> What is needed:
Restate the records in their entirety, word for word.

> Material for the task:
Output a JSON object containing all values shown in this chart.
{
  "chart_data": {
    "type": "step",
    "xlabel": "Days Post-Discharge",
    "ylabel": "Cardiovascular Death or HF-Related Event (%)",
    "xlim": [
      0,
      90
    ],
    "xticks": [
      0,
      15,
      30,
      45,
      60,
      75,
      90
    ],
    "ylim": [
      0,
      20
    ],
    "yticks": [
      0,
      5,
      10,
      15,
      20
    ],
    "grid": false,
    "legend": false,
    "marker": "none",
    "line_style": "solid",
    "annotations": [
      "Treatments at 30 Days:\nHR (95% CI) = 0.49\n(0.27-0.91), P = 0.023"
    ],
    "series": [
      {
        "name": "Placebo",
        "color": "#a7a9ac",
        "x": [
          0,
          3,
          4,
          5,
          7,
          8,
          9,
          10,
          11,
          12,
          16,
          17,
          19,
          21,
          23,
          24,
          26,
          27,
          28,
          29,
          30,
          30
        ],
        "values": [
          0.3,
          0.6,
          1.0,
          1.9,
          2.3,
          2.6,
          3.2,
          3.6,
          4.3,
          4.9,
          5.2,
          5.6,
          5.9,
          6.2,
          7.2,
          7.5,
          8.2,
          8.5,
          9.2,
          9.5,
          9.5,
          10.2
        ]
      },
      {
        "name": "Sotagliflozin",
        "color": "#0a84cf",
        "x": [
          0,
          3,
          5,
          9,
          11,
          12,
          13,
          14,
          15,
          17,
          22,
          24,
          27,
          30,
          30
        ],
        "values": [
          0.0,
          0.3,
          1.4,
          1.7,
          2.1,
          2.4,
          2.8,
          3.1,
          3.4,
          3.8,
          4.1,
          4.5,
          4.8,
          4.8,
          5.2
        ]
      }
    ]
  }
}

> Result below:
Output a JSON object containing all values shown in this chart.
{
  "chart_data": {
    "type": "step",
    "xlabel": "Days Post-Discharge",
    "ylabel": "Cardiovascular Death or HF-Related Event (%)",
    "xlim": [
      0,
      90
    ],
    "xticks": [
      0,
      15,
      30,
      45,
      60,
      75,
      90
    ],
    "ylim": [
      0,
      20
    ],
    "yticks": [
      0,
      5,
      10,
      15,
      20
    ],
    "grid": false,
    "legend": false,
    "marker": "none",
    "line_style": "solid",
    "annotations": [
      "Treatments at 30 Days:\nHR (95% CI) = 0.49\n(0.27-0.91), P = 0.023"
    ],
    "series": [
      {
        "name": "Placebo",
        "color": "#a7a9ac",
        "x": [
          0,
          3,
          4,
          5,
          7,
          8,
          9,
          10,
          11,
          12,
          16,
          17,
          19,
          21,
          23,
          24,
          26,
          27,
          28,
          29,
          30,
          30
        ],
        "values": [
          0.3,
          0.6,
          1.0,
          1.9,
          2.3,
          2.6,
          3.2,
          3.6,
          4.3,
          4.9,
          5.2,
          5.6,
          5.9,
          6.2,
          7.2,
          7.5,
          8.2,
          8.5,
          9.2,
          9.5,
          9.5,
          10.2
        ]
      },
      {
        "name": "Sotagliflozin",
        "color": "#0a84cf",
        "x": [
          0,
          3,
          5,
          9,
          11,
          12,
          13,
          14,
          15,
          17,
          22,
          24,
          27,
          30,
          30
        ],
        "values": [
          0.0,
          0.3,
          1.4,
          1.7,
          2.1,
          2.4,
          2.8,
          3.1,
          3.4,
          3.8,
          4.1,
          4.5,
          4.8,
          4.8,
          5.2
        ]
      }
    ]
  }
}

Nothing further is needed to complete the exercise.